Do this —
Write out all of the records precisely. Skip anything that is a picture.

Material supplied —
#####
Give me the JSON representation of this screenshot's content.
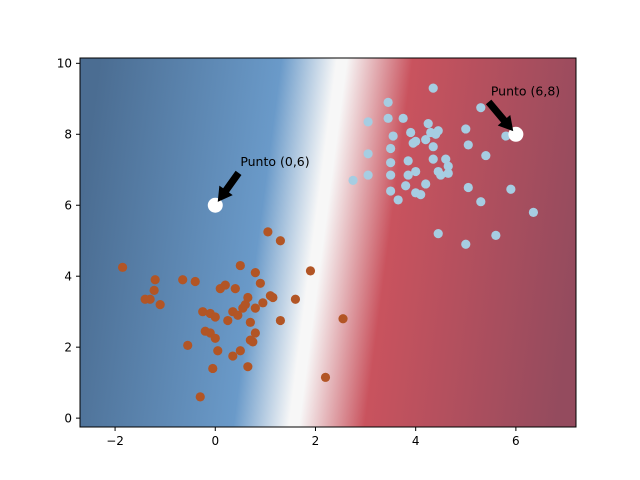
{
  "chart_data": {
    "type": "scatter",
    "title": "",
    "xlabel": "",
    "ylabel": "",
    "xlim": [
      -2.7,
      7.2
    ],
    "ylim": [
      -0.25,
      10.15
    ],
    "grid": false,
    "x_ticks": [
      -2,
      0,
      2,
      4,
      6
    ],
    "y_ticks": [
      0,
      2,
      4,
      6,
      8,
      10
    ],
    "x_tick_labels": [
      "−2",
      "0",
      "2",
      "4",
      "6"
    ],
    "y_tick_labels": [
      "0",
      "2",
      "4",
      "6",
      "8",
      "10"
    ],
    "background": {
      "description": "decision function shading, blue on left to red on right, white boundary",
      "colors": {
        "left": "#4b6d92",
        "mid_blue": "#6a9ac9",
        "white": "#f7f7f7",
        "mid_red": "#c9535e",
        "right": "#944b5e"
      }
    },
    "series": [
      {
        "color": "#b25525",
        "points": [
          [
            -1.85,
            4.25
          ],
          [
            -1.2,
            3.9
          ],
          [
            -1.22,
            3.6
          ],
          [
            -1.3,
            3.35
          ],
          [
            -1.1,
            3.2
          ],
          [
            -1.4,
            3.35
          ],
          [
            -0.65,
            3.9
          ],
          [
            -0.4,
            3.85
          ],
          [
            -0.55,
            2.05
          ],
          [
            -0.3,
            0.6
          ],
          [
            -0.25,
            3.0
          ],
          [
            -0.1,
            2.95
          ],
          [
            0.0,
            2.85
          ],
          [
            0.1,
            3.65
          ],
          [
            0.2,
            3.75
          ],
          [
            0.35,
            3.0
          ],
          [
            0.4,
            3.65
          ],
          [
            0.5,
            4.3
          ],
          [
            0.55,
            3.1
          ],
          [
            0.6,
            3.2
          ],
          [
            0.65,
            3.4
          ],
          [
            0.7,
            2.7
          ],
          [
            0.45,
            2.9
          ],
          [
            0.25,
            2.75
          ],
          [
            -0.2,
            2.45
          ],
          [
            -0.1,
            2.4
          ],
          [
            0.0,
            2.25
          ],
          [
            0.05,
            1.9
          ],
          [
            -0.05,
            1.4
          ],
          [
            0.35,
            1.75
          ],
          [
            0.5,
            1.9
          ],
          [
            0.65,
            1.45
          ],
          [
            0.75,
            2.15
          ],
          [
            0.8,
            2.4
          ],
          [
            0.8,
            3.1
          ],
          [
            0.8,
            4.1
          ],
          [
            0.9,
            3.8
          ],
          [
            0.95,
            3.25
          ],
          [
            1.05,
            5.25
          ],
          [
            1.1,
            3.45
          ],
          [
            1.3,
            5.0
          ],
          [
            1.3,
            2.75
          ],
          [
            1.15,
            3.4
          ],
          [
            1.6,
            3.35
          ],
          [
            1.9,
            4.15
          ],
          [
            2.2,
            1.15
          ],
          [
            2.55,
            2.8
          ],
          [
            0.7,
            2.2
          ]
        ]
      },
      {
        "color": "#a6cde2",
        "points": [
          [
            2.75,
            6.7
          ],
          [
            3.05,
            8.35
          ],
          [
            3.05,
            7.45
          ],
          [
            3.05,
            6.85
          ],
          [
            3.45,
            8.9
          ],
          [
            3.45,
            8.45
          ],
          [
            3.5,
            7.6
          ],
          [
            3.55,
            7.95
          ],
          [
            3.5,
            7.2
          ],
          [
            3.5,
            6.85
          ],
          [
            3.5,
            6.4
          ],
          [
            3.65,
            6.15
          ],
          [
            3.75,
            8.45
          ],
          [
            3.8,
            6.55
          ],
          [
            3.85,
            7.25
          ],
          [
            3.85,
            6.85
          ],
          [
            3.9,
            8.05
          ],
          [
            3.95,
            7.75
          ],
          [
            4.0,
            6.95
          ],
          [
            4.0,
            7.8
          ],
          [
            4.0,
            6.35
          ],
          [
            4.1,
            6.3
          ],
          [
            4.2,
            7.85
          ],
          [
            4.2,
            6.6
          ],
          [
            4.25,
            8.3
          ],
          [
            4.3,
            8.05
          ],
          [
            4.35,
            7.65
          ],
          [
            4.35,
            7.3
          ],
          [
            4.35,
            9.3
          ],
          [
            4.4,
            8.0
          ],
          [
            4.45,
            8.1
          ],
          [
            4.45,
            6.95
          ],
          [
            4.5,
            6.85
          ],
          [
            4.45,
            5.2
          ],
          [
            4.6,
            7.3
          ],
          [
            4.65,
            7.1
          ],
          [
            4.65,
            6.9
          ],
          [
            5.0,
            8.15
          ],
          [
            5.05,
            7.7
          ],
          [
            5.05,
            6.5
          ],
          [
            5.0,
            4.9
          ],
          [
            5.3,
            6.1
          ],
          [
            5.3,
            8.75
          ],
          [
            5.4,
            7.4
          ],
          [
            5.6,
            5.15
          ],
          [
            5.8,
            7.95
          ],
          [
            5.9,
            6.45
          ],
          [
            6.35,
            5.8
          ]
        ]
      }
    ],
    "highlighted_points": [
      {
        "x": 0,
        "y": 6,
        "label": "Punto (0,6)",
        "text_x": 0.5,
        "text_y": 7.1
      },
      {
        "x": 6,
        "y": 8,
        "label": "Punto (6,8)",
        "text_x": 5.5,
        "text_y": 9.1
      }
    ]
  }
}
#####
Reply —
Give me the JSON representation of this screenshot's content.
{
  "chart_data": {
    "type": "scatter",
    "title": "",
    "xlabel": "",
    "ylabel": "",
    "xlim": [
      -2.7,
      7.2
    ],
    "ylim": [
      -0.25,
      10.15
    ],
    "grid": false,
    "x_ticks": [
      -2,
      0,
      2,
      4,
      6
    ],
    "y_ticks": [
      0,
      2,
      4,
      6,
      8,
      10
    ],
    "x_tick_labels": [
      "−2",
      "0",
      "2",
      "4",
      "6"
    ],
    "y_tick_labels": [
      "0",
      "2",
      "4",
      "6",
      "8",
      "10"
    ],
    "background": {
      "description": "decision function shading, blue on left to red on right, white boundary",
      "colors": {
        "left": "#4b6d92",
        "mid_blue": "#6a9ac9",
        "white": "#f7f7f7",
        "mid_red": "#c9535e",
        "right": "#944b5e"
      }
    },
    "series": [
      {
        "color": "#b25525",
        "points": [
          [
            -1.85,
            4.25
          ],
          [
            -1.2,
            3.9
          ],
          [
            -1.22,
            3.6
          ],
          [
            -1.3,
            3.35
          ],
          [
            -1.1,
            3.2
          ],
          [
            -1.4,
            3.35
          ],
          [
            -0.65,
            3.9
          ],
          [
            -0.4,
            3.85
          ],
          [
            -0.55,
            2.05
          ],
          [
            -0.3,
            0.6
          ],
          [
            -0.25,
            3.0
          ],
          [
            -0.1,
            2.95
          ],
          [
            0.0,
            2.85
          ],
          [
            0.1,
            3.65
          ],
          [
            0.2,
            3.75
          ],
          [
            0.35,
            3.0
          ],
          [
            0.4,
            3.65
          ],
          [
            0.5,
            4.3
          ],
          [
            0.55,
            3.1
          ],
          [
            0.6,
            3.2
          ],
          [
            0.65,
            3.4
          ],
          [
            0.7,
            2.7
          ],
          [
            0.45,
            2.9
          ],
          [
            0.25,
            2.75
          ],
          [
            -0.2,
            2.45
          ],
          [
            -0.1,
            2.4
          ],
          [
            0.0,
            2.25
          ],
          [
            0.05,
            1.9
          ],
          [
            -0.05,
            1.4
          ],
          [
            0.35,
            1.75
          ],
          [
            0.5,
            1.9
          ],
          [
            0.65,
            1.45
          ],
          [
            0.75,
            2.15
          ],
          [
            0.8,
            2.4
          ],
          [
            0.8,
            3.1
          ],
          [
            0.8,
            4.1
          ],
          [
            0.9,
            3.8
          ],
          [
            0.95,
            3.25
          ],
          [
            1.05,
            5.25
          ],
          [
            1.1,
            3.45
          ],
          [
            1.3,
            5.0
          ],
          [
            1.3,
            2.75
          ],
          [
            1.15,
            3.4
          ],
          [
            1.6,
            3.35
          ],
          [
            1.9,
            4.15
          ],
          [
            2.2,
            1.15
          ],
          [
            2.55,
            2.8
          ],
          [
            0.7,
            2.2
          ]
        ]
      },
      {
        "color": "#a6cde2",
        "points": [
          [
            2.75,
            6.7
          ],
          [
            3.05,
            8.35
          ],
          [
            3.05,
            7.45
          ],
          [
            3.05,
            6.85
          ],
          [
            3.45,
            8.9
          ],
          [
            3.45,
            8.45
          ],
          [
            3.5,
            7.6
          ],
          [
            3.55,
            7.95
          ],
          [
            3.5,
            7.2
          ],
          [
            3.5,
            6.85
          ],
          [
            3.5,
            6.4
          ],
          [
            3.65,
            6.15
          ],
          [
            3.75,
            8.45
          ],
          [
            3.8,
            6.55
          ],
          [
            3.85,
            7.25
          ],
          [
            3.85,
            6.85
          ],
          [
            3.9,
            8.05
          ],
          [
            3.95,
            7.75
          ],
          [
            4.0,
            6.95
          ],
          [
            4.0,
            7.8
          ],
          [
            4.0,
            6.35
          ],
          [
            4.1,
            6.3
          ],
          [
            4.2,
            7.85
          ],
          [
            4.2,
            6.6
          ],
          [
            4.25,
            8.3
          ],
          [
            4.3,
            8.05
          ],
          [
            4.35,
            7.65
          ],
          [
            4.35,
            7.3
          ],
          [
            4.35,
            9.3
          ],
          [
            4.4,
            8.0
          ],
          [
            4.45,
            8.1
          ],
          [
            4.45,
            6.95
          ],
          [
            4.5,
            6.85
          ],
          [
            4.45,
            5.2
          ],
          [
            4.6,
            7.3
          ],
          [
            4.65,
            7.1
          ],
          [
            4.65,
            6.9
          ],
          [
            5.0,
            8.15
          ],
          [
            5.05,
            7.7
          ],
          [
            5.05,
            6.5
          ],
          [
            5.0,
            4.9
          ],
          [
            5.3,
            6.1
          ],
          [
            5.3,
            8.75
          ],
          [
            5.4,
            7.4
          ],
          [
            5.6,
            5.15
          ],
          [
            5.8,
            7.95
          ],
          [
            5.9,
            6.45
          ],
          [
            6.35,
            5.8
          ]
        ]
      }
    ],
    "highlighted_points": [
      {
        "x": 0,
        "y": 6,
        "label": "Punto (0,6)",
        "text_x": 0.5,
        "text_y": 7.1
      },
      {
        "x": 6,
        "y": 8,
        "label": "Punto (6,8)",
        "text_x": 5.5,
        "text_y": 9.1
      }
    ]
  }
}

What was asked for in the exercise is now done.